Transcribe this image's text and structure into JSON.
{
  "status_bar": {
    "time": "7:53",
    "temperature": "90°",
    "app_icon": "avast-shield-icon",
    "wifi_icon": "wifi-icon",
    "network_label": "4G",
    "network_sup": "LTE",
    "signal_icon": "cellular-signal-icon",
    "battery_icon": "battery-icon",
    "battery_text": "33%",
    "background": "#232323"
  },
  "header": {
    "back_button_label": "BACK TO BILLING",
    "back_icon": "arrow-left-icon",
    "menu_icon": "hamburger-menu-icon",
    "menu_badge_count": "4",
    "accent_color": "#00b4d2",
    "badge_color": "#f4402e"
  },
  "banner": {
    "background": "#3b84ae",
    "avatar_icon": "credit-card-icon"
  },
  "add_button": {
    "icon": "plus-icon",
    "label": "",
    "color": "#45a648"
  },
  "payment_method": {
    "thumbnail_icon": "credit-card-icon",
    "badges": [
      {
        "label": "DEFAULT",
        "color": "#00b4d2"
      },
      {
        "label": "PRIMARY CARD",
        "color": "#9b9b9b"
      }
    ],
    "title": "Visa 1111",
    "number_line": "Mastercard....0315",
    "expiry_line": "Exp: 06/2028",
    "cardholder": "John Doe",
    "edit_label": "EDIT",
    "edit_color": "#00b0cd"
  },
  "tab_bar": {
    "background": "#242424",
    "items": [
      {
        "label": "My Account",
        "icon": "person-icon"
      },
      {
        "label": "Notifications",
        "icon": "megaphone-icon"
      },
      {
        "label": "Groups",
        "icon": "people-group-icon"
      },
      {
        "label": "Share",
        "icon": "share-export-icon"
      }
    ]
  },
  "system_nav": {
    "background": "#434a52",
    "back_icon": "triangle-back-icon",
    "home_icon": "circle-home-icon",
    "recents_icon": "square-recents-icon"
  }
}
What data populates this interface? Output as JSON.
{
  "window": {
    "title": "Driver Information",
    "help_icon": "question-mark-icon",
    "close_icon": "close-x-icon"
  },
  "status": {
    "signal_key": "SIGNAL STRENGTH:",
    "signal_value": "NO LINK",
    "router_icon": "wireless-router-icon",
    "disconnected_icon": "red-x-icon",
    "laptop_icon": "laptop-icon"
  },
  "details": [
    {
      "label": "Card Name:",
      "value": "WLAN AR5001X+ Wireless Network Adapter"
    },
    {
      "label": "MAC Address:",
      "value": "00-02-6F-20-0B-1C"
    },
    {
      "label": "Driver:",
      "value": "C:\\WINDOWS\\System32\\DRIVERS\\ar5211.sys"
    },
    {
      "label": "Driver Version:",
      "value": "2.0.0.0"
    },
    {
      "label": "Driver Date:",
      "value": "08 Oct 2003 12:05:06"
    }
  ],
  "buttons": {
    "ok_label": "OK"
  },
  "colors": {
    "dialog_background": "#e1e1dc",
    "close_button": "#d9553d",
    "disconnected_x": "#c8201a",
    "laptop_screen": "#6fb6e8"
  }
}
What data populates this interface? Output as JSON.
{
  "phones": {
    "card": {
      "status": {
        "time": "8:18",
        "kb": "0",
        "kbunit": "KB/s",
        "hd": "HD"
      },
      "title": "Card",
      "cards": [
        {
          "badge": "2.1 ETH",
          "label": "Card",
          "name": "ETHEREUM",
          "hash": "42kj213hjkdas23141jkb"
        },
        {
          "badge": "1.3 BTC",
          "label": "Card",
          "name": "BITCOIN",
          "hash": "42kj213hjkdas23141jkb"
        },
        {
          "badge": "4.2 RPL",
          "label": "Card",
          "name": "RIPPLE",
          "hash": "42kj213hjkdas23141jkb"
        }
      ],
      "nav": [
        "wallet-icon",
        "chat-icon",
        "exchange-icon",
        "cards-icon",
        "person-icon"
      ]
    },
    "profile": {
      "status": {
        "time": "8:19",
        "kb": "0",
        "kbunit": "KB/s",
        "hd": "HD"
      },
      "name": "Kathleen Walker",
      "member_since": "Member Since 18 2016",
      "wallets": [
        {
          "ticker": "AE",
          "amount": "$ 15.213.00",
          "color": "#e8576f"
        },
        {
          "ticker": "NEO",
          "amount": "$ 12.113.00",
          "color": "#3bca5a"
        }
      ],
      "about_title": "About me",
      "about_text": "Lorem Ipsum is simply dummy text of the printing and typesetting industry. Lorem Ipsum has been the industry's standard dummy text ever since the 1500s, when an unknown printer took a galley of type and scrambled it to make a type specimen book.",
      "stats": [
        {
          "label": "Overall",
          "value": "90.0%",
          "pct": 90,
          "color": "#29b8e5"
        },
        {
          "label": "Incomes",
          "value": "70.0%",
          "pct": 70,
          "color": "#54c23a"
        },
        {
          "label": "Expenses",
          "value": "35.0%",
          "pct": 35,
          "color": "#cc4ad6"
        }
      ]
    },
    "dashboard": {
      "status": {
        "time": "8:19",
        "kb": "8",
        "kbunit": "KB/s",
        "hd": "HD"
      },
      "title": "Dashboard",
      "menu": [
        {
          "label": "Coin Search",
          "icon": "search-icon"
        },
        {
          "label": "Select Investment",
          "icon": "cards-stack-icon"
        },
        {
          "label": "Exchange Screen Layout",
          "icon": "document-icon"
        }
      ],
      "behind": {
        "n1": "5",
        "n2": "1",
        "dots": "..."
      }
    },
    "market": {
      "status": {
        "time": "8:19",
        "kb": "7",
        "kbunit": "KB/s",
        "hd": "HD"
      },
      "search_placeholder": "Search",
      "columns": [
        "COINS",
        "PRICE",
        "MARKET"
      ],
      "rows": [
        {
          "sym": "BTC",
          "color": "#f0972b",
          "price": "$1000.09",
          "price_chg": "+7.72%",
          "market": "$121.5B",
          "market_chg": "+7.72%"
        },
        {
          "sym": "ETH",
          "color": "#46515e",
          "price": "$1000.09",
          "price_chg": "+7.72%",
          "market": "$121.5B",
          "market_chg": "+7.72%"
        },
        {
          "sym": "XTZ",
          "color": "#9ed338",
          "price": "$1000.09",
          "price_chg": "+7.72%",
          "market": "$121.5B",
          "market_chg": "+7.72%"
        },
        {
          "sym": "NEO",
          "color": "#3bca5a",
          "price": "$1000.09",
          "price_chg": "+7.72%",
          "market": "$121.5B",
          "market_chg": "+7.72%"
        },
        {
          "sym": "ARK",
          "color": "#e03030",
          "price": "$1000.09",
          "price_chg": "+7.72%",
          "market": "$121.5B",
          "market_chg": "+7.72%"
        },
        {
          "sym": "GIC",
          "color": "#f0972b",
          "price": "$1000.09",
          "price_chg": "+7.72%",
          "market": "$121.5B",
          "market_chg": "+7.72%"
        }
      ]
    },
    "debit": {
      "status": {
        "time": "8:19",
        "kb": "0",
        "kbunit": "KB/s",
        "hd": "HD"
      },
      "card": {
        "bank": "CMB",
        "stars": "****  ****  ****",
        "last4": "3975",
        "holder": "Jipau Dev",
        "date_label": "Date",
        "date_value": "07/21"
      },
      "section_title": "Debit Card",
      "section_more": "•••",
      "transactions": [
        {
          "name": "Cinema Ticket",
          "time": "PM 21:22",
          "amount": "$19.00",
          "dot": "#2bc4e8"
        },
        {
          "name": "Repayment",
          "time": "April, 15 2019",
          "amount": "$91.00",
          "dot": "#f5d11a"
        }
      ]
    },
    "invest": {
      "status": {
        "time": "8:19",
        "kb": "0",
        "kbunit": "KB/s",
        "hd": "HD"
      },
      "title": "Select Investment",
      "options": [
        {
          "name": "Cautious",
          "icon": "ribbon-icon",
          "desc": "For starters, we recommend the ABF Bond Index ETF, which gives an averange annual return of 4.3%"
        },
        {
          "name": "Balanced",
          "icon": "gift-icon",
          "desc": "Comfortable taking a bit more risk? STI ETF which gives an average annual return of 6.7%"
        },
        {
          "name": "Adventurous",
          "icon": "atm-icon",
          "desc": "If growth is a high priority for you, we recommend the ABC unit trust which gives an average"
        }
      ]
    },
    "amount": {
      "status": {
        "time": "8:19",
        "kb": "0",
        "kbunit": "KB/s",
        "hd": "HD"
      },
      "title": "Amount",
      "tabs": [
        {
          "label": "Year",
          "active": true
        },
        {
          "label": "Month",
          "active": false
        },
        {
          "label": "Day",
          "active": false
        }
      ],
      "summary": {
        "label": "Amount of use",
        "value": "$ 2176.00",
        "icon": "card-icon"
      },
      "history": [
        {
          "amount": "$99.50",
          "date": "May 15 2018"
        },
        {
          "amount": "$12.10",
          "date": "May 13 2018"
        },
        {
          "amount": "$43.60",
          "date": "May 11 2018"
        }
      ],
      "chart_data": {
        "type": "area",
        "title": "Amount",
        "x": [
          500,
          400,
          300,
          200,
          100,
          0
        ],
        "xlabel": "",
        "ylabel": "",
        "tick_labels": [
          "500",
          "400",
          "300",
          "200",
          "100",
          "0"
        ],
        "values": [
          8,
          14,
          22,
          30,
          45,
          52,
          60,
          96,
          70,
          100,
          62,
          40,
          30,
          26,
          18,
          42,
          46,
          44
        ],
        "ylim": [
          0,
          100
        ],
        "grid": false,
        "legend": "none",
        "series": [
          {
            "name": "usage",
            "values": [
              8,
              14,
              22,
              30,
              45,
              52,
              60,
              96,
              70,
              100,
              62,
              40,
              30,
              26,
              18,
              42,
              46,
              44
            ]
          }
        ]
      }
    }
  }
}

------------------------

Count how many lines above include the word "cards" and answer with that figure only.

3